Given request:
Write out the data again in full, exactly as it reads.

Data entries
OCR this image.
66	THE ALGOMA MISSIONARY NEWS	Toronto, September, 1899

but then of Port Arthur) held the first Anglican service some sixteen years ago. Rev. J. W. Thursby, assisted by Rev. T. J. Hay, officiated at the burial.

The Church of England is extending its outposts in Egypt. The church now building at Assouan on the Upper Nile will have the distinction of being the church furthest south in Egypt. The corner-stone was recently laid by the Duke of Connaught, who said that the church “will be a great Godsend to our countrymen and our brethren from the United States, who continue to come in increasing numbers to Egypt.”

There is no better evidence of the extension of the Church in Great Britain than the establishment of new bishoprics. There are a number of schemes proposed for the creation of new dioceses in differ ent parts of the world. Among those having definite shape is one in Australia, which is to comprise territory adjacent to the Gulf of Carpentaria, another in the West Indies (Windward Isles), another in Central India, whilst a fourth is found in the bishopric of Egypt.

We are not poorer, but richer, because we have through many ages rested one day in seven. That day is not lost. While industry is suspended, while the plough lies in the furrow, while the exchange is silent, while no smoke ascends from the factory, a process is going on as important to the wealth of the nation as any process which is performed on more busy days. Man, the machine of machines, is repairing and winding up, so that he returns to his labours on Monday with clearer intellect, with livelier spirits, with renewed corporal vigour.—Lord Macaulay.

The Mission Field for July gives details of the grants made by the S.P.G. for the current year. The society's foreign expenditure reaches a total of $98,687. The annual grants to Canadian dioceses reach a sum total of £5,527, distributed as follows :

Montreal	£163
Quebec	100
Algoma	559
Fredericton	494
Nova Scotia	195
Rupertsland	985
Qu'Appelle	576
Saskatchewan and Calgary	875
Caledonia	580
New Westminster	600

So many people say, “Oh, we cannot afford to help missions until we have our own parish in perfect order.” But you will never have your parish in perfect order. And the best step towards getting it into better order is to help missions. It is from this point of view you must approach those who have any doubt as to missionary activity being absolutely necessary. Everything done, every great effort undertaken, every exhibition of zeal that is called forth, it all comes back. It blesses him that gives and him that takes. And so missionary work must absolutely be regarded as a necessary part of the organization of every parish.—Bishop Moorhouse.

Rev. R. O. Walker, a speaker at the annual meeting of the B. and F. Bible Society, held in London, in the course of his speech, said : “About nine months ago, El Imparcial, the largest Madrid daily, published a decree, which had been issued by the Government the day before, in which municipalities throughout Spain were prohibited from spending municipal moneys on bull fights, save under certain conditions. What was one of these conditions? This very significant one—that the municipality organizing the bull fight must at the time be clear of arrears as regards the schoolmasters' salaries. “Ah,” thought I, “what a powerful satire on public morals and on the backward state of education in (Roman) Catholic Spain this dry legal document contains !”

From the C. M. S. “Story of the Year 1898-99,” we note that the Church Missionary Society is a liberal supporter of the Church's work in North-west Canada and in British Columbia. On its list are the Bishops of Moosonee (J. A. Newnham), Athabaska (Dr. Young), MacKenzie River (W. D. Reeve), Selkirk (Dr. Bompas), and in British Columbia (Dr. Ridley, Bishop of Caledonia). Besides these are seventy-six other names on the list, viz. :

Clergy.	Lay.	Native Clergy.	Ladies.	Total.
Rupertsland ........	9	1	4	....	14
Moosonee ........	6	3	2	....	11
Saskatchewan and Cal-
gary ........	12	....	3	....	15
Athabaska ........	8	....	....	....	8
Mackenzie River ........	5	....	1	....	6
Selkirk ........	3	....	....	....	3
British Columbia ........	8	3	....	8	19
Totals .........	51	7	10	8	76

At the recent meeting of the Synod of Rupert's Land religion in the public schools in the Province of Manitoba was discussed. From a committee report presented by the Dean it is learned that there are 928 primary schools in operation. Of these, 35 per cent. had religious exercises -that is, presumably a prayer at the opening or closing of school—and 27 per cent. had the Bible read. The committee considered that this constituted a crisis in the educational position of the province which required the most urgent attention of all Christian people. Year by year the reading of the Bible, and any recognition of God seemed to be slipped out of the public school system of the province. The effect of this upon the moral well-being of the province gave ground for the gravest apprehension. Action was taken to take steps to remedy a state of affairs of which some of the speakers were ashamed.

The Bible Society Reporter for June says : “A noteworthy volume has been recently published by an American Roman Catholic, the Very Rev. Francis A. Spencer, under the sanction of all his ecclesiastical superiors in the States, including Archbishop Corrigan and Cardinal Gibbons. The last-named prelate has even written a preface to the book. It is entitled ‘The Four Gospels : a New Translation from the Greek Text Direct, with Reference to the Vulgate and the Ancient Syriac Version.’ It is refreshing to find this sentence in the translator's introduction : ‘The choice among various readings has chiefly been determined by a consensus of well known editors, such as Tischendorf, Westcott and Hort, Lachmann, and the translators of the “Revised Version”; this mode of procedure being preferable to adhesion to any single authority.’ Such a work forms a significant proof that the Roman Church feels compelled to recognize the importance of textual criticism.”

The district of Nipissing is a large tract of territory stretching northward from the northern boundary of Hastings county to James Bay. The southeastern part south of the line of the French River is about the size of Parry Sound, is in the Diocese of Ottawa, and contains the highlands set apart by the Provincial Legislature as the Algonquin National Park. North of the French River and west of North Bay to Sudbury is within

Exercise output:
OCR this image.
66	THE ALGOMA MISSIONARY NEWS	Toronto, September, 1899

but then of Port Arthur) held the first Anglican service some sixteen years ago. Rev. J. W. Thursby, assisted by Rev. T. J. Hay, officiated at the burial.

The Church of England is extending its outposts in Egypt. The church now building at Assouan on the Upper Nile will have the distinction of being the church furthest south in Egypt. The corner-stone was recently laid by the Duke of Connaught, who said that the church “will be a great Godsend to our countrymen and our brethren from the United States, who continue to come in increasing numbers to Egypt.”

There is no better evidence of the extension of the Church in Great Britain than the establishment of new bishoprics. There are a number of schemes proposed for the creation of new dioceses in differ ent parts of the world. Among those having definite shape is one in Australia, which is to comprise territory adjacent to the Gulf of Carpentaria, another in the West Indies (Windward Isles), another in Central India, whilst a fourth is found in the bishopric of Egypt.

We are not poorer, but richer, because we have through many ages rested one day in seven. That day is not lost. While industry is suspended, while the plough lies in the furrow, while the exchange is silent, while no smoke ascends from the factory, a process is going on as important to the wealth of the nation as any process which is performed on more busy days. Man, the machine of machines, is repairing and winding up, so that he returns to his labours on Monday with clearer intellect, with livelier spirits, with renewed corporal vigour.—Lord Macaulay.

The Mission Field for July gives details of the grants made by the S.P.G. for the current year. The society's foreign expenditure reaches a total of $98,687. The annual grants to Canadian dioceses reach a sum total of £5,527, distributed as follows :

Montreal	£163
Quebec	100
Algoma	559
Fredericton	494
Nova Scotia	195
Rupertsland	985
Qu'Appelle	576
Saskatchewan and Calgary	875
Caledonia	580
New Westminster	600

So many people say, “Oh, we cannot afford to help missions until we have our own parish in perfect order.” But you will never have your parish in perfect order. And the best step towards getting it into better order is to help missions. It is from this point of view you must approach those who have any doubt as to missionary activity being absolutely necessary. Everything done, every great effort undertaken, every exhibition of zeal that is called forth, it all comes back. It blesses him that gives and him that takes. And so missionary work must absolutely be regarded as a necessary part of the organization of every parish.—Bishop Moorhouse.

Rev. R. O. Walker, a speaker at the annual meeting of the B. and F. Bible Society, held in London, in the course of his speech, said : “About nine months ago, El Imparcial, the largest Madrid daily, published a decree, which had been issued by the Government the day before, in which municipalities throughout Spain were prohibited from spending municipal moneys on bull fights, save under certain conditions. What was one of these conditions? This very significant one—that the municipality organizing the bull fight must at the time be clear of arrears as regards the schoolmasters' salaries. “Ah,” thought I, “what a powerful satire on public morals and on the backward state of education in (Roman) Catholic Spain this dry legal document contains !”

From the C. M. S. “Story of the Year 1898-99,” we note that the Church Missionary Society is a liberal supporter of the Church's work in North-west Canada and in British Columbia. On its list are the Bishops of Moosonee (J. A. Newnham), Athabaska (Dr. Young), MacKenzie River (W. D. Reeve), Selkirk (Dr. Bompas), and in British Columbia (Dr. Ridley, Bishop of Caledonia). Besides these are seventy-six other names on the list, viz. :

Clergy.	Lay.	Native Clergy.	Ladies.	Total.
Rupertsland ........	9	1	4	....	14
Moosonee ........	6	3	2	....	11
Saskatchewan and Cal-
gary ........	12	....	3	....	15
Athabaska ........	8	....	....	....	8
Mackenzie River ........	5	....	1	....	6
Selkirk ........	3	....	....	....	3
British Columbia ........	8	3	....	8	19
Totals .........	51	7	10	8	76

At the recent meeting of the Synod of Rupert's Land religion in the public schools in the Province of Manitoba was discussed. From a committee report presented by the Dean it is learned that there are 928 primary schools in operation. Of these, 35 per cent. had religious exercises -that is, presumably a prayer at the opening or closing of school—and 27 per cent. had the Bible read. The committee considered that this constituted a crisis in the educational position of the province which required the most urgent attention of all Christian people. Year by year the reading of the Bible, and any recognition of God seemed to be slipped out of the public school system of the province. The effect of this upon the moral well-being of the province gave ground for the gravest apprehension. Action was taken to take steps to remedy a state of affairs of which some of the speakers were ashamed.

The Bible Society Reporter for June says : “A noteworthy volume has been recently published by an American Roman Catholic, the Very Rev. Francis A. Spencer, under the sanction of all his ecclesiastical superiors in the States, including Archbishop Corrigan and Cardinal Gibbons. The last-named prelate has even written a preface to the book. It is entitled ‘The Four Gospels : a New Translation from the Greek Text Direct, with Reference to the Vulgate and the Ancient Syriac Version.’ It is refreshing to find this sentence in the translator's introduction : ‘The choice among various readings has chiefly been determined by a consensus of well known editors, such as Tischendorf, Westcott and Hort, Lachmann, and the translators of the “Revised Version”; this mode of procedure being preferable to adhesion to any single authority.’ Such a work forms a significant proof that the Roman Church feels compelled to recognize the importance of textual criticism.”

The district of Nipissing is a large tract of territory stretching northward from the northern boundary of Hastings county to James Bay. The southeastern part south of the line of the French River is about the size of Parry Sound, is in the Diocese of Ottawa, and contains the highlands set apart by the Provincial Legislature as the Algonquin National Park. North of the French River and west of North Bay to Sudbury is within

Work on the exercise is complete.